Exercise aim> Return each line that holds the word "Gefangenschaft".

Records contained in a dataset
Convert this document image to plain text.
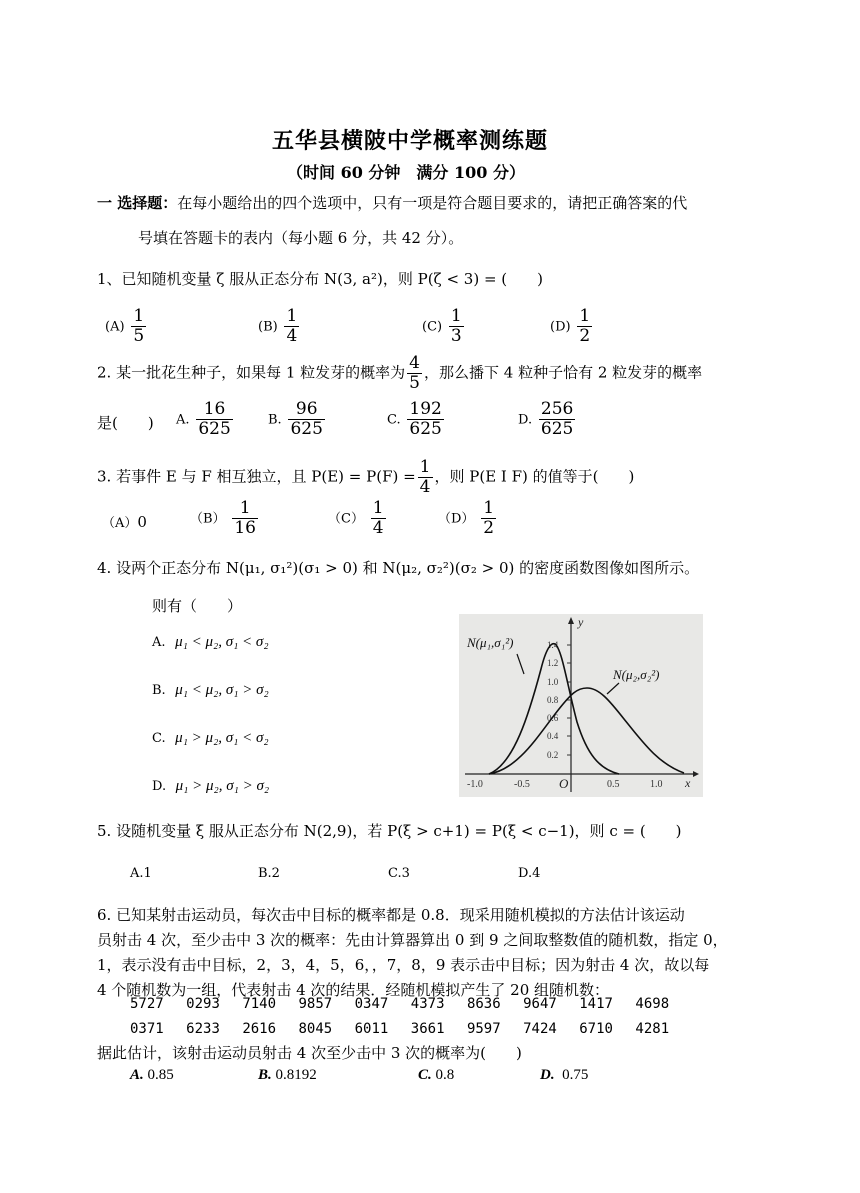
五华县横陂中学概率测练题
（时间 60 分钟　满分 100 分）
一 选择题：在每小题给出的四个选项中，只有一项是符合题目要求的，请把正确答案的代
号填在答题卡的表内（每小题 6 分，共 42 分）。
1、已知随机变量 ζ 服从正态分布 N(3, a²)，则 P(ζ < 3) = (　　)
$(A) \frac{1}{5}$	$(B) \frac{1}{4}$	$(C) \frac{1}{3}$	$(D) \frac{1}{2}$
2. 某一批花生种子，如果每 1 粒发芽的概率为 $\frac{4}{5}$ ，那么播下 4 粒种子恰有 2 粒发芽的概率
是(　　) A. $\frac{16}{625}$	B. $\frac{96}{625}$	C. $\frac{192}{625}$	D. $\frac{256}{625}$
3. 若事件 E 与 F 相互独立，且 $P(E) = P(F) = \frac{1}{4}$ ，则 P(E I F) 的值等于(　　)
（A）0	$(B) \frac{1}{16}$	$(C) \frac{1}{4}$	$(D) \frac{1}{2}$
4. 设两个正态分布 N(μ₁, σ₁²)(σ₁ > 0) 和 N(μ₂, σ₂²)(σ₂ > 0) 的密度函数图像如图所示。
则有（　　）
A. μ₁ < μ₂, σ₁ < σ₂
B. μ₁ < μ₂, σ₁ > σ₂
C. μ₁ > μ₂, σ₁ < σ₂
D. μ₁ > μ₂, σ₁ > σ₂
1.4
1.2
1.0
0.8
0.6
0.4
0.2
-1.0	-0.5	0.5	1.0
O	x
y
N(μ₁,σ₁²)
N(μ₂,σ₂²)
5. 设随机变量 ξ 服从正态分布 N(2,9)，若 P(ξ > c+1) = P(ξ < c−1)，则 c = (　　)
A.1	B.2	C.3	D.4
6. 已知某射击运动员，每次击中目标的概率都是 0.8．现采用随机模拟的方法估计该运动
员射击 4 次，至少击中 3 次的概率：先由计算器算出 0 到 9 之间取整数值的随机数，指定 0，
1，表示没有击中目标，2，3，4，5，6，，7，8，9 表示击中目标；因为射击 4 次，故以每
4 个随机数为一组，代表射击 4 次的结果．经随机模拟产生了 20 组随机数：
5727 0293 7140 9857 0347 4373 8636 9647 1417 4698
0371 6233 2616 8045 6011 3661 9597 7424 6710 4281
据此估计，该射击运动员射击 4 次至少击中 3 次的概率为(　　)
A. 0.85	B. 0.8192	C. 0.8	D. 0.75
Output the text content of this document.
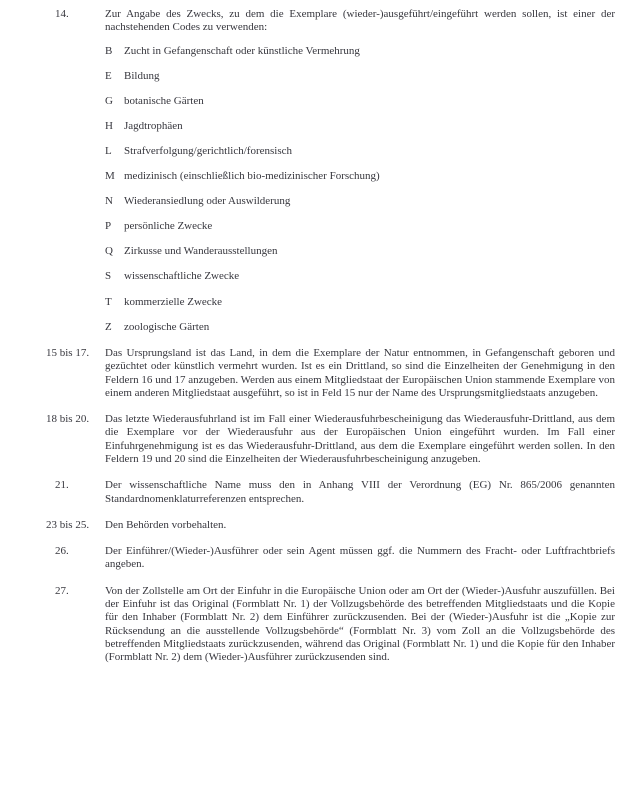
14.	Zur Angabe des Zwecks, zu dem die Exemplare (wieder-)ausgeführt/eingeführt werden sollen, ist einer der nachstehenden Codes zu verwenden:

B	Zucht in Gefangenschaft oder künstliche Vermehrung
E	Bildung
G	botanische Gärten
H	Jagdtrophäen
L	Strafverfolgung/gerichtlich/forensisch
M medizinisch (einschließlich bio-medizinischer Forschung)
N	Wiederansiedlung oder Auswilderung
P	persönliche Zwecke
Q	Zirkusse und Wanderausstellungen
S	wissenschaftliche Zwecke
T	kommerzielle Zwecke
Z	zoologische Gärten
15 bis 17.	Das Ursprungsland ist das Land, in dem die Exemplare der Natur entnommen, in Gefangenschaft geboren und gezüchtet oder künstlich vermehrt wurden. Ist es ein Drittland, so sind die Einzelheiten der Genehmigung in den Feldern 16 und 17 anzugeben. Werden aus einem Mitgliedstaat der Europäischen Union stammende Exemplare von einem anderen Mitgliedstaat ausgeführt, so ist in Feld 15 nur der Name des Ursprungsmitgliedstaats anzugeben.

18 bis 20.	Das letzte Wiederausfuhrland ist im Fall einer Wiederausfuhrbescheinigung das Wiederausfuhr-Drittland, aus dem die Exemplare vor der Wiederausfuhr aus der Europäischen Union eingeführt wurden. Im Fall einer Einfuhrgenehmigung ist es das Wiederausfuhr-Drittland, aus dem die Exemplare eingeführt werden sollen. In den Feldern 19 und 20 sind die Einzelheiten der Wiederausfuhrbescheinigung anzugeben.

21.	Der wissenschaftliche Name muss den in Anhang VIII der Verordnung (EG) Nr. 865/2006 genannten Standardnomenklaturreferenzen entsprechen.

23 bis 25.	Den Behörden vorbehalten.

26.	Der Einführer/(Wieder-)Ausführer oder sein Agent müssen ggf. die Nummern des Fracht- oder Luftfrachtbriefs angeben.

27.	Von der Zollstelle am Ort der Einfuhr in die Europäische Union oder am Ort der (Wieder-)Ausfuhr auszufüllen. Bei der Einfuhr ist das Original (Formblatt Nr. 1) der Vollzugsbehörde des betreffenden Mitgliedstaats und die Kopie für den Inhaber (Formblatt Nr. 2) dem Einführer zurückzusenden. Bei der (Wieder-)Ausfuhr ist die „Kopie zur Rücksendung an die ausstellende Vollzugsbehörde“ (Formblatt Nr. 3) vom Zoll an die Vollzugsbehörde des betreffenden Mitgliedstaats zurückzusenden, während das Original (Formblatt Nr. 1) und die Kopie für den Inhaber (Formblatt Nr. 2) dem (Wieder-)Ausführer zurückzusenden sind.
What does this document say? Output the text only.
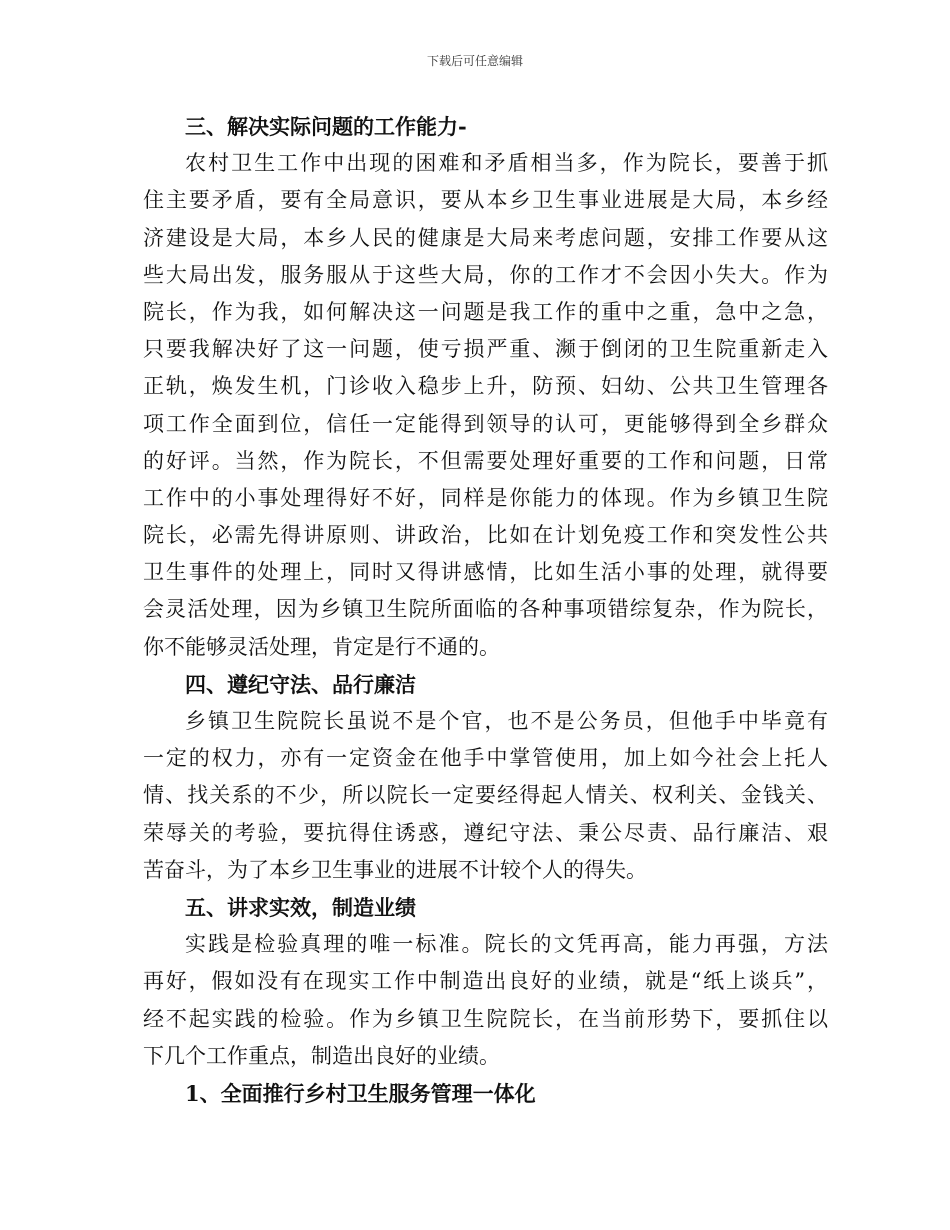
下载后可任意编辑
三、解决实际问题的工作能力-
农村卫生工作中出现的困难和矛盾相当多，作为院长，要善于抓
住主要矛盾，要有全局意识，要从本乡卫生事业进展是大局，本乡经
济建设是大局，本乡人民的健康是大局来考虑问题，安排工作要从这
些大局出发，服务服从于这些大局，你的工作才不会因小失大。作为
院长，作为我，如何解决这一问题是我工作的重中之重，急中之急，
只要我解决好了这一问题，使亏损严重、濒于倒闭的卫生院重新走入
正轨，焕发生机，门诊收入稳步上升，防预、妇幼、公共卫生管理各
项工作全面到位，信任一定能得到领导的认可，更能够得到全乡群众
的好评。当然，作为院长，不但需要处理好重要的工作和问题，日常
工作中的小事处理得好不好，同样是你能力的体现。作为乡镇卫生院
院长，必需先得讲原则、讲政治，比如在计划免疫工作和突发性公共
卫生事件的处理上，同时又得讲感情，比如生活小事的处理，就得要
会灵活处理，因为乡镇卫生院所面临的各种事项错综复杂，作为院长，
你不能够灵活处理，肯定是行不通的。
四、遵纪守法、品行廉洁
乡镇卫生院院长虽说不是个官，也不是公务员，但他手中毕竟有
一定的权力，亦有一定资金在他手中掌管使用，加上如今社会上托人
情、找关系的不少，所以院长一定要经得起人情关、权利关、金钱关、
荣辱关的考验，要抗得住诱惑，遵纪守法、秉公尽责、品行廉洁、艰
苦奋斗，为了本乡卫生事业的进展不计较个人的得失。
五、讲求实效，制造业绩
实践是检验真理的唯一标准。院长的文凭再高，能力再强，方法
再好，假如没有在现实工作中制造出良好的业绩，就是“纸上谈兵”，
经不起实践的检验。作为乡镇卫生院院长，在当前形势下，要抓住以
下几个工作重点，制造出良好的业绩。
1、全面推行乡村卫生服务管理一体化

Answer to the problem>
B	Zucht in Gefangenschaft oder künstliche Vermehrung
15 bis 17.	Das Ursprungsland ist das Land, in dem die Exemplare der Natur entnommen, in Gefangenschaft geboren und gezüchtet oder künstlich vermehrt wurden. Ist es ein Drittland, so sind die Einzelheiten der Genehmigung in den Feldern 16 und 17 anzugeben. Werden aus einem Mitgliedstaat der Europäischen Union stammende Exemplare von einem anderen Mitgliedstaat ausgeführt, so ist in Feld 15 nur der Name des Ursprungsmitgliedstaats anzugeben.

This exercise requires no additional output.